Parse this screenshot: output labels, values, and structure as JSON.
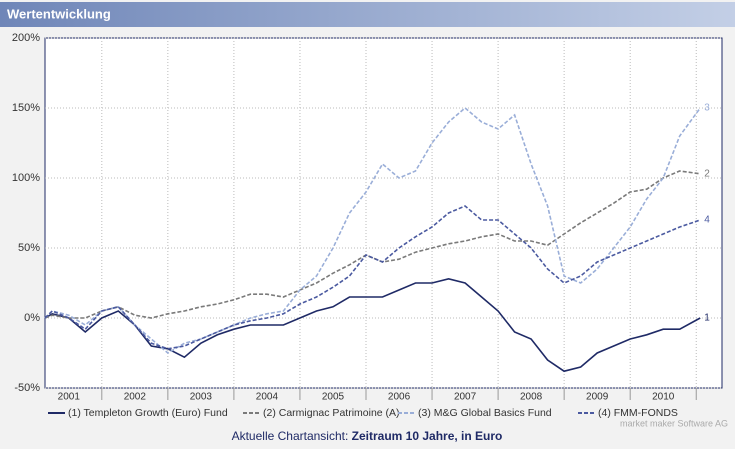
{
  "header": {
    "title": "Wertentwicklung"
  },
  "chart_data": {
    "type": "line",
    "x": [
      2001.14,
      2001.25,
      2001.5,
      2001.75,
      2002.0,
      2002.25,
      2002.5,
      2002.75,
      2003.0,
      2003.25,
      2003.5,
      2003.75,
      2004.0,
      2004.25,
      2004.5,
      2004.75,
      2005.0,
      2005.25,
      2005.5,
      2005.75,
      2006.0,
      2006.25,
      2006.5,
      2006.75,
      2007.0,
      2007.25,
      2007.5,
      2007.75,
      2008.0,
      2008.25,
      2008.5,
      2008.75,
      2009.0,
      2009.25,
      2009.5,
      2009.75,
      2010.0,
      2010.25,
      2010.5,
      2010.75,
      2011.06
    ],
    "series": [
      {
        "name": "(1) Templeton Growth (Euro) Fund",
        "end_label": "1",
        "color": "#1f2a66",
        "line_style": "solid",
        "values": [
          0,
          3,
          0,
          -10,
          0,
          5,
          -5,
          -20,
          -22,
          -28,
          -18,
          -12,
          -8,
          -5,
          -5,
          -5,
          0,
          5,
          8,
          15,
          15,
          15,
          20,
          25,
          25,
          28,
          25,
          15,
          5,
          -10,
          -15,
          -30,
          -38,
          -35,
          -25,
          -20,
          -15,
          -12,
          -8,
          -8,
          0
        ]
      },
      {
        "name": "(2) Carmignac Patrimoine (A)",
        "end_label": "2",
        "color": "#7a7a7a",
        "line_style": "dashed",
        "values": [
          0,
          2,
          0,
          0,
          5,
          8,
          2,
          0,
          3,
          5,
          8,
          10,
          13,
          17,
          17,
          15,
          20,
          25,
          32,
          38,
          45,
          40,
          42,
          47,
          50,
          53,
          55,
          58,
          60,
          55,
          55,
          52,
          60,
          68,
          75,
          82,
          90,
          92,
          100,
          105,
          103
        ]
      },
      {
        "name": "(3) M&G Global Basics Fund",
        "end_label": "3",
        "color": "#9aaed8",
        "line_style": "dashed",
        "values": [
          0,
          5,
          2,
          -5,
          5,
          8,
          -5,
          -15,
          -25,
          -18,
          -15,
          -10,
          -5,
          0,
          3,
          5,
          20,
          30,
          50,
          75,
          90,
          110,
          100,
          105,
          125,
          140,
          150,
          140,
          135,
          145,
          110,
          80,
          30,
          25,
          35,
          50,
          65,
          85,
          100,
          130,
          150
        ]
      },
      {
        "name": "(4) FMM-FONDS",
        "end_label": "4",
        "color": "#4b5aa0",
        "line_style": "dashed",
        "values": [
          0,
          5,
          0,
          -8,
          5,
          8,
          -5,
          -18,
          -22,
          -20,
          -15,
          -10,
          -5,
          -2,
          0,
          3,
          10,
          15,
          22,
          30,
          45,
          40,
          50,
          58,
          65,
          75,
          80,
          70,
          70,
          60,
          50,
          35,
          25,
          30,
          40,
          45,
          50,
          55,
          60,
          65,
          70
        ]
      }
    ],
    "xlim": [
      2001.14,
      2011.39
    ],
    "xticks": [
      2002,
      2003,
      2004,
      2005,
      2006,
      2007,
      2008,
      2009,
      2010,
      2011
    ],
    "year_labels": [
      2001,
      2002,
      2003,
      2004,
      2005,
      2006,
      2007,
      2008,
      2009,
      2010
    ],
    "ylim": [
      -50,
      200
    ],
    "yticks": [
      {
        "value": -50,
        "label": "-50%"
      },
      {
        "value": 0,
        "label": "0%"
      },
      {
        "value": 50,
        "label": "50%"
      },
      {
        "value": 100,
        "label": "100%"
      },
      {
        "value": 150,
        "label": "150%"
      },
      {
        "value": 200,
        "label": "200%"
      }
    ],
    "grid": true
  },
  "footer": {
    "prefix": "Aktuelle Chartansicht:",
    "period": "Zeitraum 10 Jahre, in Euro",
    "credit": "market maker Software AG"
  }
}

▬▬▬▬▬▬▬▬▬▬

Instructions for the task: Scan the material above. Extract every line in which the word "Euro" occurs.

Output below:
        "name": "(1) Templeton Growth (Euro) Fund",
    "period": "Zeitraum 10 Jahre, in Euro",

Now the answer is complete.